## Written task
Read the listing and extract each line that includes the word "Bouquets".

## Excerpted data
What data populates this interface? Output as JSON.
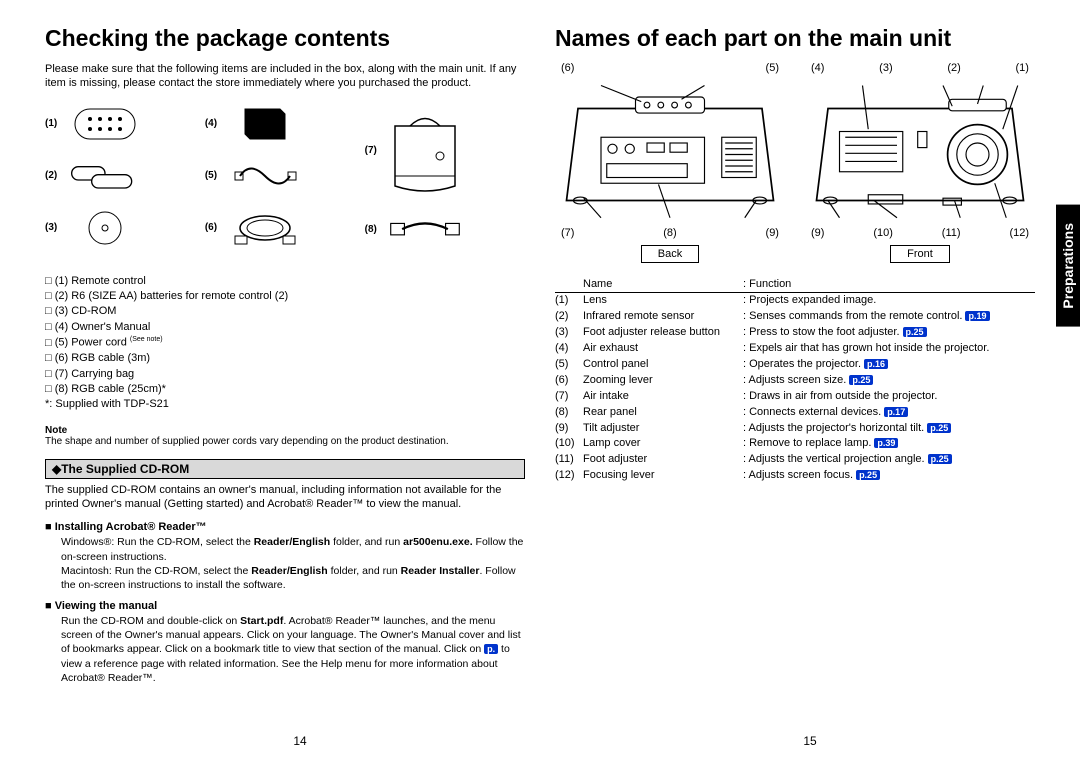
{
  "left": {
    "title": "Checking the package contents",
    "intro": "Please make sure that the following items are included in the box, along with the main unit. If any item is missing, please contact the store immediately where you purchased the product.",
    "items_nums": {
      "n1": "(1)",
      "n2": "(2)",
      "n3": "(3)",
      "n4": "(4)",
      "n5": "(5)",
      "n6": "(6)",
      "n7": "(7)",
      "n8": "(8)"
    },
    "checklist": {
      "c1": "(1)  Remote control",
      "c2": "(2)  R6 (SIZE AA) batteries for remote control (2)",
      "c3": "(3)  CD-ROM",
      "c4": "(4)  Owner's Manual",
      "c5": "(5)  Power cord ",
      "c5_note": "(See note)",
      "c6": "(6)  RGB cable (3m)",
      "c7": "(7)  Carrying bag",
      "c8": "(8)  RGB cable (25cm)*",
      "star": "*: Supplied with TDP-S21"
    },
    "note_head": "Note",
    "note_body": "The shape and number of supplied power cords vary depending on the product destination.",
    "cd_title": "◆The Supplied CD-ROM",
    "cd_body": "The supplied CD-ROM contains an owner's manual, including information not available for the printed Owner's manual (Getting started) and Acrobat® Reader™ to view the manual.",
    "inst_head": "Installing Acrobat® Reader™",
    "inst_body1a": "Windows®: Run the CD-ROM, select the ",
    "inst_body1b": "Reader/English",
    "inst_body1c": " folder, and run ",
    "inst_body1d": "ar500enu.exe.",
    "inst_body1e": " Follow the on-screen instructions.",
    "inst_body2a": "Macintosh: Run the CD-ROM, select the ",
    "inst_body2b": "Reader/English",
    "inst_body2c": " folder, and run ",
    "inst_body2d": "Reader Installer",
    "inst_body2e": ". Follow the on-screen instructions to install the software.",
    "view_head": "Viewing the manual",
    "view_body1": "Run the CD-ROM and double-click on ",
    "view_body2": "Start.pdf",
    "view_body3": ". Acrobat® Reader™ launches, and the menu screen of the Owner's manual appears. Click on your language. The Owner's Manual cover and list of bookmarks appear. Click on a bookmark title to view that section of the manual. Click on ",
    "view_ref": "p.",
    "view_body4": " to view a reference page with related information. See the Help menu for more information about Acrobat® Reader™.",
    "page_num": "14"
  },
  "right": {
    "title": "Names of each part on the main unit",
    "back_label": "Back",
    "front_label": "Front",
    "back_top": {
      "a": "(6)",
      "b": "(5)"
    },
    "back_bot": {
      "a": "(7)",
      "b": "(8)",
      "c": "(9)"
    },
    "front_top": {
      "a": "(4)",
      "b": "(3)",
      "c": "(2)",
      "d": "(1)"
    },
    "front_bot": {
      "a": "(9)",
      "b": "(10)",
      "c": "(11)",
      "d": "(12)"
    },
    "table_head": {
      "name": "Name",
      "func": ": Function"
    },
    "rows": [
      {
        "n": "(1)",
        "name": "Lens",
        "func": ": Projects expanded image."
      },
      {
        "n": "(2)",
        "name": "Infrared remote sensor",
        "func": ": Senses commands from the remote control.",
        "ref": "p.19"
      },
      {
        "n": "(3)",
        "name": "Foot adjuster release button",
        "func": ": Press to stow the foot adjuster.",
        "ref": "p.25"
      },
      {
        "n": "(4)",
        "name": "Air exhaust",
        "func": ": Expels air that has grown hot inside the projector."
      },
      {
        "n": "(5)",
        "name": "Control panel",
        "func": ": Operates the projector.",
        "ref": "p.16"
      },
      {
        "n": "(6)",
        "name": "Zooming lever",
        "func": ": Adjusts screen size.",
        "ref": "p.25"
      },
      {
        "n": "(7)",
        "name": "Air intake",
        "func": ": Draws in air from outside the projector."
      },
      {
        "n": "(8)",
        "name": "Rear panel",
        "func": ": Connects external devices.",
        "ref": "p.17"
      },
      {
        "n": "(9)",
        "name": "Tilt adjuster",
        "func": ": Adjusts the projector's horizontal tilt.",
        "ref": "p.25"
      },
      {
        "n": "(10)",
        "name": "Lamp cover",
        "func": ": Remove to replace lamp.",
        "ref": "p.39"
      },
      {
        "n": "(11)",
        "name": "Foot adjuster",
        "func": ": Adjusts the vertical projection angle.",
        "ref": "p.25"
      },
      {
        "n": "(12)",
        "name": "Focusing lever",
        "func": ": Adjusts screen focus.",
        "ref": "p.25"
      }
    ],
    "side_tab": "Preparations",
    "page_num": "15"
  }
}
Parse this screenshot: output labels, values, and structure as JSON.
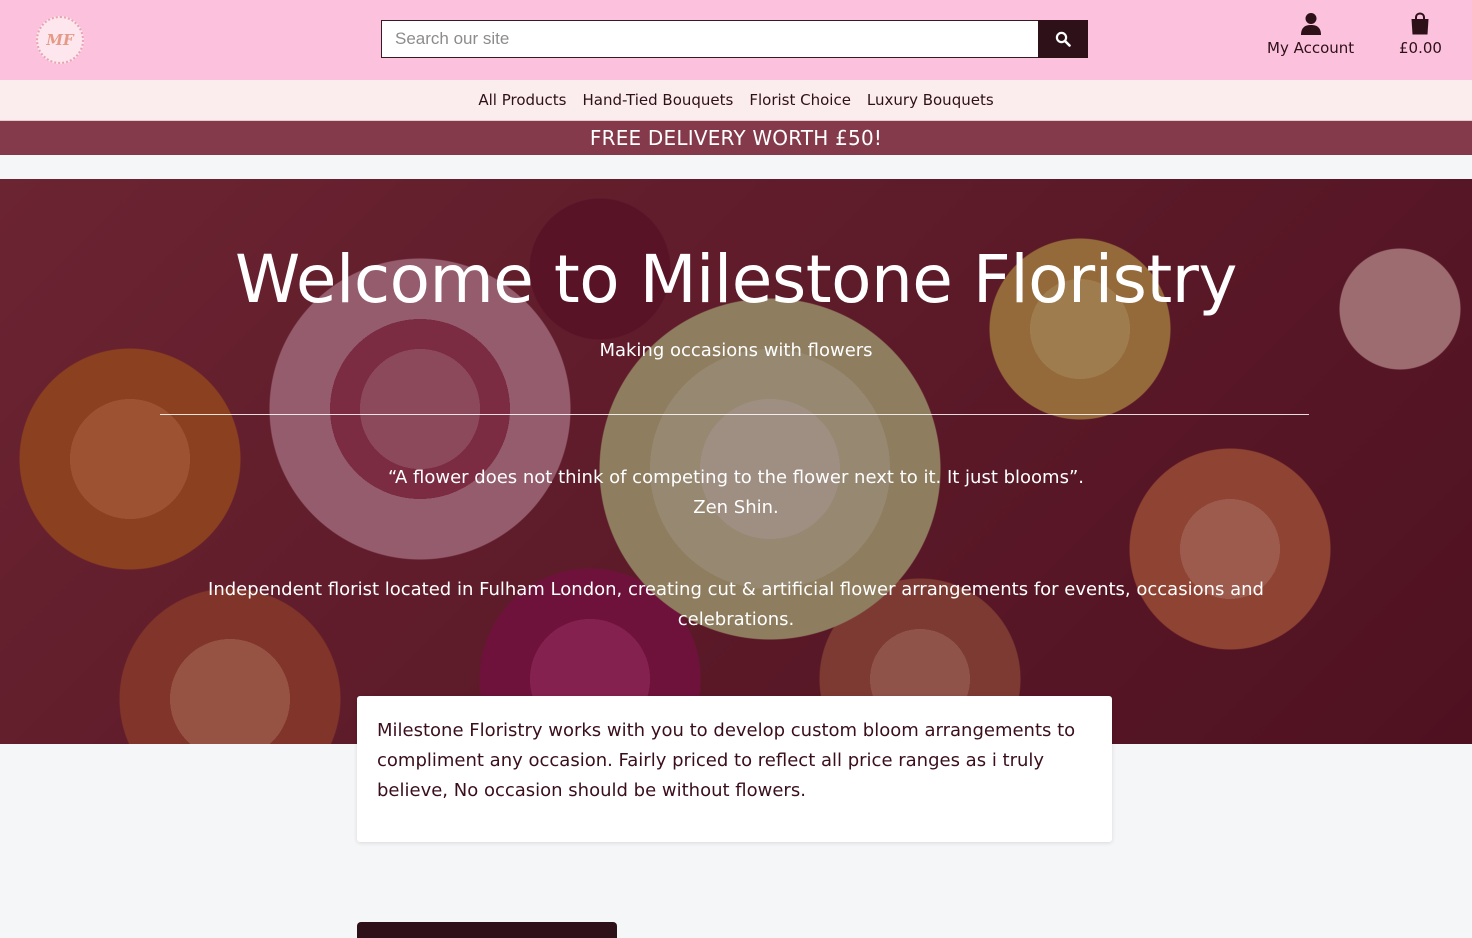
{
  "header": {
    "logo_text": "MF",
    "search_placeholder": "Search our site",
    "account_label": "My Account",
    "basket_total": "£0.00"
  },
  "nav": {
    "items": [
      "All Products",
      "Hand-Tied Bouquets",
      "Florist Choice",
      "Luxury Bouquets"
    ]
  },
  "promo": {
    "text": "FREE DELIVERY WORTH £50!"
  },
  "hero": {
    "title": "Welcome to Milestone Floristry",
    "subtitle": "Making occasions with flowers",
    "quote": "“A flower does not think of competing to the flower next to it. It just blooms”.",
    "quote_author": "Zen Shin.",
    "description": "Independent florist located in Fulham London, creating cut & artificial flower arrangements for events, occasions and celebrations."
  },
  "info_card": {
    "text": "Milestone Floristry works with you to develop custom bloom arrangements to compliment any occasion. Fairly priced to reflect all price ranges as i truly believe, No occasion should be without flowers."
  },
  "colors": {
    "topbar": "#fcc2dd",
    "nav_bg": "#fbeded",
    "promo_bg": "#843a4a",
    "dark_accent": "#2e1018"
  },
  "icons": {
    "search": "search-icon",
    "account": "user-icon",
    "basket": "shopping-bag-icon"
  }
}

## Written solution
      "Hand-Tied Bouquets",
      "Luxury Bouquets"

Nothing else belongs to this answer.